→ EXERCISE AIM:
Which lines contain the string "circle"? Please list every one of them.

════

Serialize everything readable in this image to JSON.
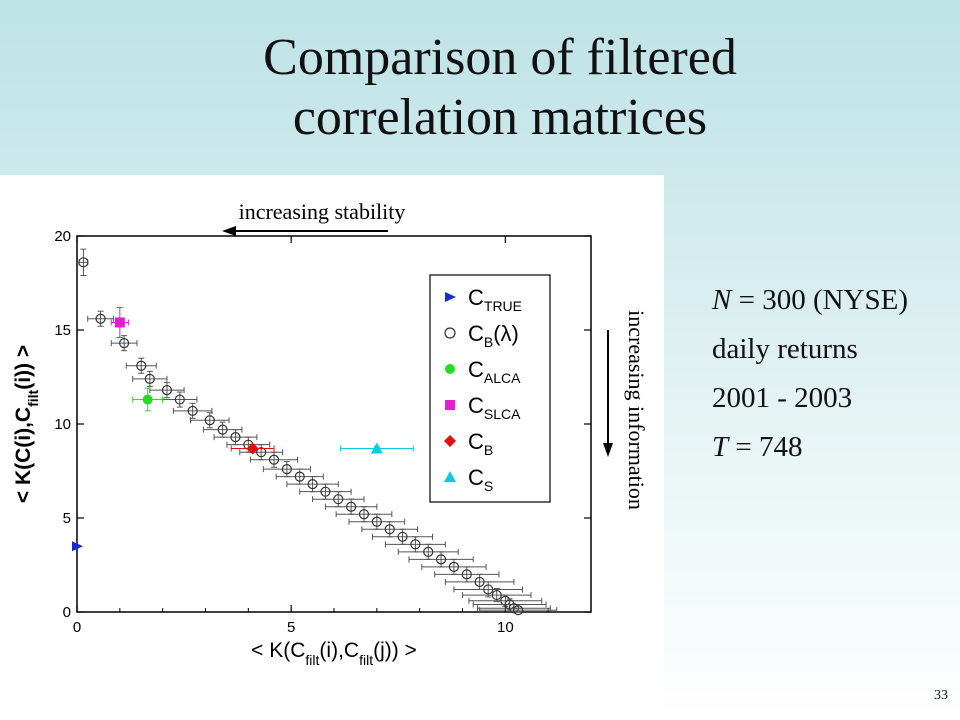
{
  "slide": {
    "title_line1": "Comparison of filtered",
    "title_line2": "correlation matrices",
    "notes": {
      "n_var": "N",
      "n_rest": " = 300 (NYSE)",
      "returns": "daily returns",
      "years": "2001 - 2003",
      "t_var": "T",
      "t_rest": " = 748"
    },
    "page_number": "33"
  },
  "chart_data": {
    "type": "scatter",
    "xlabel": "< K(C_filt(i), C_filt(j)) >",
    "ylabel": "< K(C(i), C_filt(i)) >",
    "xlim": [
      0,
      12
    ],
    "ylim": [
      0,
      20
    ],
    "x_ticks": [
      0,
      5,
      10
    ],
    "y_ticks": [
      0,
      5,
      10,
      15,
      20
    ],
    "grid": false,
    "legend_position": "top-right",
    "annotations": {
      "top": "increasing stability",
      "right": "increasing information"
    },
    "series": [
      {
        "name": "C_TRUE",
        "marker": "triangle-right",
        "color": "#1a2ad6",
        "points": [
          {
            "x": 0.0,
            "y": 3.5,
            "xerr": 0,
            "yerr": 0
          }
        ]
      },
      {
        "name": "C_B(λ)",
        "marker": "open-circle",
        "color": "#333333",
        "points": [
          {
            "x": 0.15,
            "y": 18.6,
            "xerr": 0.1,
            "yerr": 0.7
          },
          {
            "x": 0.55,
            "y": 15.6,
            "xerr": 0.3,
            "yerr": 0.4
          },
          {
            "x": 1.1,
            "y": 14.3,
            "xerr": 0.3,
            "yerr": 0.4
          },
          {
            "x": 1.5,
            "y": 13.1,
            "xerr": 0.35,
            "yerr": 0.4
          },
          {
            "x": 1.7,
            "y": 12.4,
            "xerr": 0.4,
            "yerr": 0.4
          },
          {
            "x": 2.1,
            "y": 11.8,
            "xerr": 0.4,
            "yerr": 0.4
          },
          {
            "x": 2.4,
            "y": 11.3,
            "xerr": 0.4,
            "yerr": 0.4
          },
          {
            "x": 2.7,
            "y": 10.7,
            "xerr": 0.45,
            "yerr": 0.4
          },
          {
            "x": 3.1,
            "y": 10.2,
            "xerr": 0.45,
            "yerr": 0.4
          },
          {
            "x": 3.4,
            "y": 9.7,
            "xerr": 0.45,
            "yerr": 0.4
          },
          {
            "x": 3.7,
            "y": 9.3,
            "xerr": 0.5,
            "yerr": 0.4
          },
          {
            "x": 4.0,
            "y": 8.9,
            "xerr": 0.5,
            "yerr": 0.4
          },
          {
            "x": 4.3,
            "y": 8.5,
            "xerr": 0.5,
            "yerr": 0.4
          },
          {
            "x": 4.6,
            "y": 8.1,
            "xerr": 0.55,
            "yerr": 0.4
          },
          {
            "x": 4.9,
            "y": 7.6,
            "xerr": 0.55,
            "yerr": 0.4
          },
          {
            "x": 5.2,
            "y": 7.2,
            "xerr": 0.55,
            "yerr": 0.4
          },
          {
            "x": 5.5,
            "y": 6.8,
            "xerr": 0.6,
            "yerr": 0.4
          },
          {
            "x": 5.8,
            "y": 6.4,
            "xerr": 0.6,
            "yerr": 0.4
          },
          {
            "x": 6.1,
            "y": 6.0,
            "xerr": 0.6,
            "yerr": 0.4
          },
          {
            "x": 6.4,
            "y": 5.6,
            "xerr": 0.6,
            "yerr": 0.4
          },
          {
            "x": 6.7,
            "y": 5.2,
            "xerr": 0.65,
            "yerr": 0.4
          },
          {
            "x": 7.0,
            "y": 4.8,
            "xerr": 0.65,
            "yerr": 0.4
          },
          {
            "x": 7.3,
            "y": 4.4,
            "xerr": 0.65,
            "yerr": 0.4
          },
          {
            "x": 7.6,
            "y": 4.0,
            "xerr": 0.7,
            "yerr": 0.4
          },
          {
            "x": 7.9,
            "y": 3.6,
            "xerr": 0.7,
            "yerr": 0.4
          },
          {
            "x": 8.2,
            "y": 3.2,
            "xerr": 0.7,
            "yerr": 0.4
          },
          {
            "x": 8.5,
            "y": 2.8,
            "xerr": 0.75,
            "yerr": 0.4
          },
          {
            "x": 8.8,
            "y": 2.4,
            "xerr": 0.75,
            "yerr": 0.4
          },
          {
            "x": 9.1,
            "y": 2.0,
            "xerr": 0.75,
            "yerr": 0.4
          },
          {
            "x": 9.4,
            "y": 1.6,
            "xerr": 0.8,
            "yerr": 0.4
          },
          {
            "x": 9.6,
            "y": 1.2,
            "xerr": 0.8,
            "yerr": 0.4
          },
          {
            "x": 9.8,
            "y": 0.9,
            "xerr": 0.8,
            "yerr": 0.35
          },
          {
            "x": 10.0,
            "y": 0.6,
            "xerr": 0.85,
            "yerr": 0.3
          },
          {
            "x": 10.1,
            "y": 0.4,
            "xerr": 0.85,
            "yerr": 0.3
          },
          {
            "x": 10.2,
            "y": 0.2,
            "xerr": 0.85,
            "yerr": 0.2
          },
          {
            "x": 10.3,
            "y": 0.1,
            "xerr": 0.9,
            "yerr": 0.1
          }
        ]
      },
      {
        "name": "C_ALCA",
        "marker": "filled-circle",
        "color": "#22dd22",
        "points": [
          {
            "x": 1.65,
            "y": 11.3,
            "xerr": 0.35,
            "yerr": 0.6
          }
        ]
      },
      {
        "name": "C_SLCA",
        "marker": "filled-square",
        "color": "#e020d0",
        "points": [
          {
            "x": 1.0,
            "y": 15.4,
            "xerr": 0.2,
            "yerr": 0.8
          }
        ]
      },
      {
        "name": "C_B",
        "marker": "filled-diamond",
        "color": "#e01010",
        "points": [
          {
            "x": 4.1,
            "y": 8.7,
            "xerr": 0.5,
            "yerr": 0.2
          }
        ]
      },
      {
        "name": "C_S",
        "marker": "filled-triangle-up",
        "color": "#10c8e0",
        "points": [
          {
            "x": 7.0,
            "y": 8.7,
            "xerr": 0.85,
            "yerr": 0.1
          }
        ]
      }
    ],
    "legend": [
      {
        "main": "C",
        "sub": "TRUE",
        "suffix": "",
        "color": "#1a2ad6",
        "marker": "triangle-right"
      },
      {
        "main": "C",
        "sub": "B",
        "suffix": "(λ)",
        "color": "#333333",
        "marker": "open-circle"
      },
      {
        "main": "C",
        "sub": "ALCA",
        "suffix": "",
        "color": "#22dd22",
        "marker": "filled-circle"
      },
      {
        "main": "C",
        "sub": "SLCA",
        "suffix": "",
        "color": "#e020d0",
        "marker": "filled-square"
      },
      {
        "main": "C",
        "sub": "B",
        "suffix": "",
        "color": "#e01010",
        "marker": "filled-diamond"
      },
      {
        "main": "C",
        "sub": "S",
        "suffix": "",
        "color": "#10c8e0",
        "marker": "filled-triangle-up"
      }
    ]
  }
}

════

→ EXPECTED ANSWER:
        "marker": "open-circle",
        "marker": "filled-circle",
        "marker": "open-circle"
        "marker": "filled-circle"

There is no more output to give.